Task to carry out: How many of these lines hold the string "volume"? Answer with the number only.

(Dataset excerpt)
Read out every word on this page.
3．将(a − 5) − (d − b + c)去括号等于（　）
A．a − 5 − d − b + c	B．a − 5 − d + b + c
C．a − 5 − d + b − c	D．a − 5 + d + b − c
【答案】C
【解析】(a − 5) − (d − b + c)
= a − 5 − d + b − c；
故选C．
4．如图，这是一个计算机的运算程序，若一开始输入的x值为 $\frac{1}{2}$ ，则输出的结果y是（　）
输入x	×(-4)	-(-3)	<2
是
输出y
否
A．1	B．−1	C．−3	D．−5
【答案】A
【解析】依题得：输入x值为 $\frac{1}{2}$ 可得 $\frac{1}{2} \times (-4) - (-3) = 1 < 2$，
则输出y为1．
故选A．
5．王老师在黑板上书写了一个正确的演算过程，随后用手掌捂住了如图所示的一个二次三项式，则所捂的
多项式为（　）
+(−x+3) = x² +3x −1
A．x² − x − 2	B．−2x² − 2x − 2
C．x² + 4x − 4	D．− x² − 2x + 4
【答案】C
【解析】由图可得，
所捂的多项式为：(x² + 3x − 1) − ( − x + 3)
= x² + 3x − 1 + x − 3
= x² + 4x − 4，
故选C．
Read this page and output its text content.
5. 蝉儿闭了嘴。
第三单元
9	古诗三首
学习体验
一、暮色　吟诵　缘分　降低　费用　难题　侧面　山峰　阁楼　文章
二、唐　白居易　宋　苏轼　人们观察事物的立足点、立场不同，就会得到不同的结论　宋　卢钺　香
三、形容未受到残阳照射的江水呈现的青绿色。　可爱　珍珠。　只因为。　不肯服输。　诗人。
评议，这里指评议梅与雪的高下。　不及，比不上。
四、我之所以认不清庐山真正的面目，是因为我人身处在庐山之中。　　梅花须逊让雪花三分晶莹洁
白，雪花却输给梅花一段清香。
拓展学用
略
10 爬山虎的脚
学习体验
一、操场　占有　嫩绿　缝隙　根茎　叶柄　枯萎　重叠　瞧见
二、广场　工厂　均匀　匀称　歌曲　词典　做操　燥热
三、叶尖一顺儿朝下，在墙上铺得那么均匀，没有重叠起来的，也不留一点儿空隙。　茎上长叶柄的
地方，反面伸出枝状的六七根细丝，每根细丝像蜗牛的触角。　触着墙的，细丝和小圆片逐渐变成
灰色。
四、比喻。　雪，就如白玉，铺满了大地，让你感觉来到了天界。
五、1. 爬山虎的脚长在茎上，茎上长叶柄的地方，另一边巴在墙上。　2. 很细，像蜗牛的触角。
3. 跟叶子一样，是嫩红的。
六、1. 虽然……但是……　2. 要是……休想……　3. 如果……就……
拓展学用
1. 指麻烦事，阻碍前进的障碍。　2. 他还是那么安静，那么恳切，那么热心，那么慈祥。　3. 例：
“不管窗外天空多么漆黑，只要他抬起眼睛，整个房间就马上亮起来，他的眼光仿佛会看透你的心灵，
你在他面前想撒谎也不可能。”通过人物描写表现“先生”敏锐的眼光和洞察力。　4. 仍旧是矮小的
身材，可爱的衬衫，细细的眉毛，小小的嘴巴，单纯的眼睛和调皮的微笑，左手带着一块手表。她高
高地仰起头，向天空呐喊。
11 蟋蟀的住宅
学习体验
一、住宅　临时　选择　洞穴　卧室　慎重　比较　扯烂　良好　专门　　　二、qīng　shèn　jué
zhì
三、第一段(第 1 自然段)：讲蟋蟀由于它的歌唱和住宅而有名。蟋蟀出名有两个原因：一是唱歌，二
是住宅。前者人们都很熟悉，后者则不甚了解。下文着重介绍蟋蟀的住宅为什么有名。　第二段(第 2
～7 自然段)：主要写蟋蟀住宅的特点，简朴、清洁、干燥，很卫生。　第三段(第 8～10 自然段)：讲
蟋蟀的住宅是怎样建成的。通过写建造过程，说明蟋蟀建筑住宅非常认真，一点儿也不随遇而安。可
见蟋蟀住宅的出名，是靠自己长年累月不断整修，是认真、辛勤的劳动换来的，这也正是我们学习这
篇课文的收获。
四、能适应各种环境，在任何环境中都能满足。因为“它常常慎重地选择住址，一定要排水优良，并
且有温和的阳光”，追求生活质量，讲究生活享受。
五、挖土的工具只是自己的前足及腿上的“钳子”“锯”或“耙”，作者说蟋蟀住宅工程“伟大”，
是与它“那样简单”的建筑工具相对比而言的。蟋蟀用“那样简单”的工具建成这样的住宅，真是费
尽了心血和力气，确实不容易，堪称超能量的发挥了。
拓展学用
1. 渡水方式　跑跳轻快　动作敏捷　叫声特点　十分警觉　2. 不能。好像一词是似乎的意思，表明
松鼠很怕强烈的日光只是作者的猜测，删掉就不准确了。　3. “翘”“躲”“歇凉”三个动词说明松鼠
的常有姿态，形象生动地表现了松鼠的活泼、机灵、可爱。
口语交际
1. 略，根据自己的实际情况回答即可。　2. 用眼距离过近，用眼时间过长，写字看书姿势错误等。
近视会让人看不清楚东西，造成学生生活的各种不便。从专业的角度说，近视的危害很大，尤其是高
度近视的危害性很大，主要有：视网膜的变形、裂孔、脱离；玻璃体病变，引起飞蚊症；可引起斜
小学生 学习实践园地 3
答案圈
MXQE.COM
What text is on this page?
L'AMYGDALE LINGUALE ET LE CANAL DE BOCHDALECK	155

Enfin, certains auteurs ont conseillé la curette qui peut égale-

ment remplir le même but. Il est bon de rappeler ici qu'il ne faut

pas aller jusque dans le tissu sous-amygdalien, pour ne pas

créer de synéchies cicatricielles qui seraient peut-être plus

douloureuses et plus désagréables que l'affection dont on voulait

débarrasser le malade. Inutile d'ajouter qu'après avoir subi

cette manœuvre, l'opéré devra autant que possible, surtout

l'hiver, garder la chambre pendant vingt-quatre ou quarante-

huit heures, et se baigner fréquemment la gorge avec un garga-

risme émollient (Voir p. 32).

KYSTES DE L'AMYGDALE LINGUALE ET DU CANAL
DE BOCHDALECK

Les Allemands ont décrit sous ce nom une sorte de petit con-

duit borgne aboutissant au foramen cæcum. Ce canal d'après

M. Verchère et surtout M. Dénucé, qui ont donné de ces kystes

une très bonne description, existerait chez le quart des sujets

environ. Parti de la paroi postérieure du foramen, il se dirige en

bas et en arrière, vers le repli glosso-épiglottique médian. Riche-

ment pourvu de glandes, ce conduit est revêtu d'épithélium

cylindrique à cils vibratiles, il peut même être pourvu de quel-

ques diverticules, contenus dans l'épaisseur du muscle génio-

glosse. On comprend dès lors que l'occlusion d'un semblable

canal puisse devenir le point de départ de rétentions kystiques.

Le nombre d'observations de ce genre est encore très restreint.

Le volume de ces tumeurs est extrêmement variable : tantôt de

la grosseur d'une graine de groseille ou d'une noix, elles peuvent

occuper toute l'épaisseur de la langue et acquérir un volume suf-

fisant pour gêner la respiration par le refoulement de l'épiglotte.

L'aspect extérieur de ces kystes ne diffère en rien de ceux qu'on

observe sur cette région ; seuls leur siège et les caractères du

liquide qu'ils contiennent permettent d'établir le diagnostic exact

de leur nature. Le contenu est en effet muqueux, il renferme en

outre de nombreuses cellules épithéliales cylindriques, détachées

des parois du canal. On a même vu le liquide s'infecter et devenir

Output of the task: 2